AIM OF THE TASK
Each line that holds the word "blue" is to be identified and copied.

** start of DATA LINES **

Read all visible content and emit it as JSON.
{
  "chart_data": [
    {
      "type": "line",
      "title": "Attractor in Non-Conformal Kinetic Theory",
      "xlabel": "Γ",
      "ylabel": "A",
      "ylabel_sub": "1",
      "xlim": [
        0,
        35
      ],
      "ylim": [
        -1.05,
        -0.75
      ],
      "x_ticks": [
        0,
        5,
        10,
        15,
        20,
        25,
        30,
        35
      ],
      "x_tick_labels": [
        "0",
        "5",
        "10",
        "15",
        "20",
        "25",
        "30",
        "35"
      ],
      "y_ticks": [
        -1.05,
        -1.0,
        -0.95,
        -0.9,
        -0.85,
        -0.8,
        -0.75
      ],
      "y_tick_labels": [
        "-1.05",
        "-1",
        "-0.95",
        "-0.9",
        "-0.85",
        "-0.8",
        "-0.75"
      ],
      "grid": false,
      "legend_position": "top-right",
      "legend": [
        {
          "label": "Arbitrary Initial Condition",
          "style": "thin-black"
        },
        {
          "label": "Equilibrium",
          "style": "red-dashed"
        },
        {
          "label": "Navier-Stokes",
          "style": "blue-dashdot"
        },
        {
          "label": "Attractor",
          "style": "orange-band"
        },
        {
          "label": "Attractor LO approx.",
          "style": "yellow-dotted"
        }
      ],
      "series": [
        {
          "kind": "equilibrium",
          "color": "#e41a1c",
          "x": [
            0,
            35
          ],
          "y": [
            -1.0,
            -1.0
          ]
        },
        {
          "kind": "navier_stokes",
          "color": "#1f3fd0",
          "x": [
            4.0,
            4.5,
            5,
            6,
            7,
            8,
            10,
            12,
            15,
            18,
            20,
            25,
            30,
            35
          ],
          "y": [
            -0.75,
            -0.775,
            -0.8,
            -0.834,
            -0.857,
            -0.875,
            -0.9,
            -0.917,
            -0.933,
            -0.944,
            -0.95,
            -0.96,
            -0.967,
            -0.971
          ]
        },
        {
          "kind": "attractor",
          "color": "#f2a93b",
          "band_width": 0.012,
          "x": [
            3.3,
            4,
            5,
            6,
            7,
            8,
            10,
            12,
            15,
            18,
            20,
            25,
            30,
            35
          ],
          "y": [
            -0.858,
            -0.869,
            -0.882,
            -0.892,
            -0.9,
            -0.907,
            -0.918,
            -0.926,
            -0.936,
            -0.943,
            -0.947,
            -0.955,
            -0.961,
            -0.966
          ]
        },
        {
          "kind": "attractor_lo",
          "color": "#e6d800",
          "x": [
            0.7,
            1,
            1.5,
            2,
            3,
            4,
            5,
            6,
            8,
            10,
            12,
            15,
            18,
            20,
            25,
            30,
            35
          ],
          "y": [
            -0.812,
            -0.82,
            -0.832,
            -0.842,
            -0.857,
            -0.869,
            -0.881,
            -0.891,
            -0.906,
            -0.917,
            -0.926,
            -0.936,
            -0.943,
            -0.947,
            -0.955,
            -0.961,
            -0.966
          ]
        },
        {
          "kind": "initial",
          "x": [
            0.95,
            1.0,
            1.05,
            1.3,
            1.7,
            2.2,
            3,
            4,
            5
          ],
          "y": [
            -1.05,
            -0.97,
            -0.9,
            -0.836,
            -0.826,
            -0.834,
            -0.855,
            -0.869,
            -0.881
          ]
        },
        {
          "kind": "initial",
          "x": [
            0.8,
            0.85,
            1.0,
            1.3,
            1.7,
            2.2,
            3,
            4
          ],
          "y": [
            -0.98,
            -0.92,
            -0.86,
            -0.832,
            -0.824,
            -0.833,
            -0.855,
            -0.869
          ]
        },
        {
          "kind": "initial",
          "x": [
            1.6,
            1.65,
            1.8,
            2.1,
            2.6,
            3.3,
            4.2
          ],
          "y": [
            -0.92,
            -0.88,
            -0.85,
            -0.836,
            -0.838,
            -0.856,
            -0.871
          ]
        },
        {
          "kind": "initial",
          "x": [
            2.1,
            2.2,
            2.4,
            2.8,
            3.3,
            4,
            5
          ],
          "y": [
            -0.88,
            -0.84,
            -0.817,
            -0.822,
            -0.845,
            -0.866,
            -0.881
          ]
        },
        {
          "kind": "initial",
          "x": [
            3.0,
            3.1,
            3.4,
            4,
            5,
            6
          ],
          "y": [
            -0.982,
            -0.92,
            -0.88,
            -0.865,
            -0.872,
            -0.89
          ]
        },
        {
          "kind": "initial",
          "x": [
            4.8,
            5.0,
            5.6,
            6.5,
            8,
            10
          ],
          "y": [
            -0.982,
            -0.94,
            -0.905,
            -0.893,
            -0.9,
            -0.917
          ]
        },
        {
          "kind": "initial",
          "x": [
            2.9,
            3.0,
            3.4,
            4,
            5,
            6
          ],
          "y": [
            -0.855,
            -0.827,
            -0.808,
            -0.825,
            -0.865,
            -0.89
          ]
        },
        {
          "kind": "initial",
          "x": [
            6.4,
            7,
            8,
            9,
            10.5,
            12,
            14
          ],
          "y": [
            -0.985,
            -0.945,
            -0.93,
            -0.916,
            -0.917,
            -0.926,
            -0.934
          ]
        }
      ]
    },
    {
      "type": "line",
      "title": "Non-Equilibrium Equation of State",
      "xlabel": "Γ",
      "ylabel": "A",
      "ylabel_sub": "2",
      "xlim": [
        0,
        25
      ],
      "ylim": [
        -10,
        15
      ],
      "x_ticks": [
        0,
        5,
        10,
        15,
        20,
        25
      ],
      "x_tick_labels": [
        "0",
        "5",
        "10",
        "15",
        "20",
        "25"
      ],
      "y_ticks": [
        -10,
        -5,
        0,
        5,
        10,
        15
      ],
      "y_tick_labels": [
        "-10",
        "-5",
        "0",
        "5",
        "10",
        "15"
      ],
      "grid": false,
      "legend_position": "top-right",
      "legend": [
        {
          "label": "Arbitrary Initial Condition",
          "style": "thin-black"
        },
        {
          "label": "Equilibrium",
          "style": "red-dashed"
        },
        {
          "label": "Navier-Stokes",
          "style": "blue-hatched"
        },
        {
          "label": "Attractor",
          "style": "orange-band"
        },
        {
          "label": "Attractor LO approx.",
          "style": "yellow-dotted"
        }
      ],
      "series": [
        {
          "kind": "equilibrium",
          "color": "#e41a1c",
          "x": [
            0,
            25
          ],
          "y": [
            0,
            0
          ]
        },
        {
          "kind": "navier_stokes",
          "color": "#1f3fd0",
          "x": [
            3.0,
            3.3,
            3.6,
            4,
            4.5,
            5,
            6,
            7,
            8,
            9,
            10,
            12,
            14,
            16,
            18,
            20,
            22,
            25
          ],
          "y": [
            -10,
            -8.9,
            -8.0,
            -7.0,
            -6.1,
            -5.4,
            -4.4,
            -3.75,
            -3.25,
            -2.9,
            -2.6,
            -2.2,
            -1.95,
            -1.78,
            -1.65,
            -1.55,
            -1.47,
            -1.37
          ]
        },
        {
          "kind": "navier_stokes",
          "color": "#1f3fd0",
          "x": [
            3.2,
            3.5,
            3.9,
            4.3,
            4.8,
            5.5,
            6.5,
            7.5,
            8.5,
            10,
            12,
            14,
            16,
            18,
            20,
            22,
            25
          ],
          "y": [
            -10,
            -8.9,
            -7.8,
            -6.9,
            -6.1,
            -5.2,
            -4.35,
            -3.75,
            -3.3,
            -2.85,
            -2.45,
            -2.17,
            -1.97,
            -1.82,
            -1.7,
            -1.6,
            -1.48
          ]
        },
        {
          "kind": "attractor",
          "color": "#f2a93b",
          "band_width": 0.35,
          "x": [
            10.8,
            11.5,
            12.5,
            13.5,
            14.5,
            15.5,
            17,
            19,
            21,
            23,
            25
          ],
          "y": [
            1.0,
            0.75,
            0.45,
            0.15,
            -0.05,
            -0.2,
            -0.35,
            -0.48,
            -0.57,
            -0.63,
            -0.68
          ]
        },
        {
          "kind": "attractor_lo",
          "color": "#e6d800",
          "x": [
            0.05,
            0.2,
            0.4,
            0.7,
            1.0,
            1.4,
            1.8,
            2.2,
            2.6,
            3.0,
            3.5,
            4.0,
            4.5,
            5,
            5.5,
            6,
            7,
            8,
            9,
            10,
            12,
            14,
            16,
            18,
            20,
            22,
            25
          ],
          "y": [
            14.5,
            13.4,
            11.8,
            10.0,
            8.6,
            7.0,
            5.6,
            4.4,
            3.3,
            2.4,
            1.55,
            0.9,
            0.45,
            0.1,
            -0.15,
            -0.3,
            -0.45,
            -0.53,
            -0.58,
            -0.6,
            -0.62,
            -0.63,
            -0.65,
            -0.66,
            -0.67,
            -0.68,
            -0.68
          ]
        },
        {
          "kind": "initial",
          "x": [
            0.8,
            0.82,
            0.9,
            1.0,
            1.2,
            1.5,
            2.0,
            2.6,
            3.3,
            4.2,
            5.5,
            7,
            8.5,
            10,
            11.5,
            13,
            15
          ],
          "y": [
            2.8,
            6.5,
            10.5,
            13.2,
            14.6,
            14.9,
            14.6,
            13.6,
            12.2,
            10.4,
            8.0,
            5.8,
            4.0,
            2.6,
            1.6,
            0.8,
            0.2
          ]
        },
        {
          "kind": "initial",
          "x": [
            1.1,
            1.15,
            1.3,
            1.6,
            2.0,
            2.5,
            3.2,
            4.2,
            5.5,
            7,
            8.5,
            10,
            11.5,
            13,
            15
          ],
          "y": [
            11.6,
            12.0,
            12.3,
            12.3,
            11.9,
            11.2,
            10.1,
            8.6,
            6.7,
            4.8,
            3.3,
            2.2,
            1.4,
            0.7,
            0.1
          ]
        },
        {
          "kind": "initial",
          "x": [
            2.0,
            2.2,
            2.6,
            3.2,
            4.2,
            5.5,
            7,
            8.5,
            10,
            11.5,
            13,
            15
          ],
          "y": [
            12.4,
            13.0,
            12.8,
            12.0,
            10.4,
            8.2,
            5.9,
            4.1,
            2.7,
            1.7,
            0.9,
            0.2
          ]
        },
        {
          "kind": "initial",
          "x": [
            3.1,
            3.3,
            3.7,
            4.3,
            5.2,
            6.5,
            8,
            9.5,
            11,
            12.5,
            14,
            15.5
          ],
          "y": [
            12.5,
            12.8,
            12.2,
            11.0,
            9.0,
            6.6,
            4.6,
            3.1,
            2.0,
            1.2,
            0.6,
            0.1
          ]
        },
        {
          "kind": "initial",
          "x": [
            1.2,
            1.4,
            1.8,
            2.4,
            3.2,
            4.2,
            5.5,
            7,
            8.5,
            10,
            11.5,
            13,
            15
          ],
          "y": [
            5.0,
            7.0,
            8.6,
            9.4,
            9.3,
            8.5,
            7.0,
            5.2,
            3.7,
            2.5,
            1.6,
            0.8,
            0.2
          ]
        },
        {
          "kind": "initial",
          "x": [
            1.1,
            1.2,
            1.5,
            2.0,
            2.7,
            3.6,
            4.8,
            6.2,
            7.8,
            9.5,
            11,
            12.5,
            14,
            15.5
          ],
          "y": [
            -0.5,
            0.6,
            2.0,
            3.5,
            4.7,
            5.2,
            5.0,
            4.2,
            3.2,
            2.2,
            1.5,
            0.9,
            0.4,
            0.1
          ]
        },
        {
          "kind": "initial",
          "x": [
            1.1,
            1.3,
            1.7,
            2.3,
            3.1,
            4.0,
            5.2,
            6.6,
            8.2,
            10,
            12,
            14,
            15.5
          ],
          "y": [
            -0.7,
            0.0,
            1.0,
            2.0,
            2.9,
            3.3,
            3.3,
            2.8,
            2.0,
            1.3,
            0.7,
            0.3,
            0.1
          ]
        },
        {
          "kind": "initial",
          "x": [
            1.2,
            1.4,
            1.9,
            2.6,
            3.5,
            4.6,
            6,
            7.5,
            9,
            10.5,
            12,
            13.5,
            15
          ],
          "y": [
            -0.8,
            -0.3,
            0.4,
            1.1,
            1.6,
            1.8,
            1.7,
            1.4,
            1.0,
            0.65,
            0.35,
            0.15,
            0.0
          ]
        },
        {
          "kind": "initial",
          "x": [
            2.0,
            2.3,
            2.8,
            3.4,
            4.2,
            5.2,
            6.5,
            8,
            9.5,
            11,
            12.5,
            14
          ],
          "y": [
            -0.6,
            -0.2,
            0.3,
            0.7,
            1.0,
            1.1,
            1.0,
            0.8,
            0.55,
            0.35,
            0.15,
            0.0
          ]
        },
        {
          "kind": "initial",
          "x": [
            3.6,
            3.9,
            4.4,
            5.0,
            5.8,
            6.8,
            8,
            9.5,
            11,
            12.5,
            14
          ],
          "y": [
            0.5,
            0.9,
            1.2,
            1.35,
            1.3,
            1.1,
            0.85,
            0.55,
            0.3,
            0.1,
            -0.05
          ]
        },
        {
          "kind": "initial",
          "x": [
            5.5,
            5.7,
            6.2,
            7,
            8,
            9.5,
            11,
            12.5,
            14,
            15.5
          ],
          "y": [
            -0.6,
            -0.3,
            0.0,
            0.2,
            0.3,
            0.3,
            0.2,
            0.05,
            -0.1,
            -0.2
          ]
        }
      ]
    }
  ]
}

** end of DATA LINES **

IN RESPONSE
          "style": "blue-dashdot"
          "style": "blue-hatched"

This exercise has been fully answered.